Task brief:
Repeat the whole listing exactly.
===== Data excerpts =====
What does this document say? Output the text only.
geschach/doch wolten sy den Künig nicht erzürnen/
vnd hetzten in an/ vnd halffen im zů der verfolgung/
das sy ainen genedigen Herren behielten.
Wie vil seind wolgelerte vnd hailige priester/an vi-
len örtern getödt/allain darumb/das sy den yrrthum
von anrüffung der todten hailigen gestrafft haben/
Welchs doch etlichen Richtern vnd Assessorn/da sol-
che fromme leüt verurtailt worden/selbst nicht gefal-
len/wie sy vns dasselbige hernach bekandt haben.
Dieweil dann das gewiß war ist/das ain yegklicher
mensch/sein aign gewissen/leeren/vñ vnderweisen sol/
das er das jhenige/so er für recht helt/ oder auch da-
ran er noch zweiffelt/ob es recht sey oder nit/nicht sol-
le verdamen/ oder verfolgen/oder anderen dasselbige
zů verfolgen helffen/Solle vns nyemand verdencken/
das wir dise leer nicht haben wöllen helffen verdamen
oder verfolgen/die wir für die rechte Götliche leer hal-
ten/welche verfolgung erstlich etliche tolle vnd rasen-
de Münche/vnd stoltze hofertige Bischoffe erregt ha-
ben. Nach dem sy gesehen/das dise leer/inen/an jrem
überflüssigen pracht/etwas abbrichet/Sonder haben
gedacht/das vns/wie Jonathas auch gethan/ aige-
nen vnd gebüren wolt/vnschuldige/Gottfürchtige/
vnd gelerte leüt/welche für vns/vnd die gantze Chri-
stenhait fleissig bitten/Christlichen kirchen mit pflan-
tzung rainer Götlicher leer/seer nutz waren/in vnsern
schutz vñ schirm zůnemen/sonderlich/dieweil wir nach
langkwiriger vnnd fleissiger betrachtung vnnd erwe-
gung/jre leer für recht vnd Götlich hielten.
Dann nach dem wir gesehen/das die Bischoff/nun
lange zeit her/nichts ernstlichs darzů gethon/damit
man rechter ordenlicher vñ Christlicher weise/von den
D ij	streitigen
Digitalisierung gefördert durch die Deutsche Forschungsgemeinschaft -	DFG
=====
Result of this task:
What does this document say? Output the text only.
geschach/doch wolten sy den Künig nicht erzürnen/
vnd hetzten in an/ vnd halffen im zů der verfolgung/
das sy ainen genedigen Herren behielten.
Wie vil seind wolgelerte vnd hailige priester/an vi-
len örtern getödt/allain darumb/das sy den yrrthum
von anrüffung der todten hailigen gestrafft haben/
Welchs doch etlichen Richtern vnd Assessorn/da sol-
che fromme leüt verurtailt worden/selbst nicht gefal-
len/wie sy vns dasselbige hernach bekandt haben.
Dieweil dann das gewiß war ist/das ain yegklicher
mensch/sein aign gewissen/leeren/vñ vnderweisen sol/
das er das jhenige/so er für recht helt/ oder auch da-
ran er noch zweiffelt/ob es recht sey oder nit/nicht sol-
le verdamen/ oder verfolgen/oder anderen dasselbige
zů verfolgen helffen/Solle vns nyemand verdencken/
das wir dise leer nicht haben wöllen helffen verdamen
oder verfolgen/die wir für die rechte Götliche leer hal-
ten/welche verfolgung erstlich etliche tolle vnd rasen-
de Münche/vnd stoltze hofertige Bischoffe erregt ha-
ben. Nach dem sy gesehen/das dise leer/inen/an jrem
überflüssigen pracht/etwas abbrichet/Sonder haben
gedacht/das vns/wie Jonathas auch gethan/ aige-
nen vnd gebüren wolt/vnschuldige/Gottfürchtige/
vnd gelerte leüt/welche für vns/vnd die gantze Chri-
stenhait fleissig bitten/Christlichen kirchen mit pflan-
tzung rainer Götlicher leer/seer nutz waren/in vnsern
schutz vñ schirm zůnemen/sonderlich/dieweil wir nach
langkwiriger vnnd fleissiger betrachtung vnnd erwe-
gung/jre leer für recht vnd Götlich hielten.
Dann nach dem wir gesehen/das die Bischoff/nun
lange zeit her/nichts ernstlichs darzů gethon/damit
man rechter ordenlicher vñ Christlicher weise/von den
D ij	streitigen
Digitalisierung gefördert durch die Deutsche Forschungsgemeinschaft -	DFG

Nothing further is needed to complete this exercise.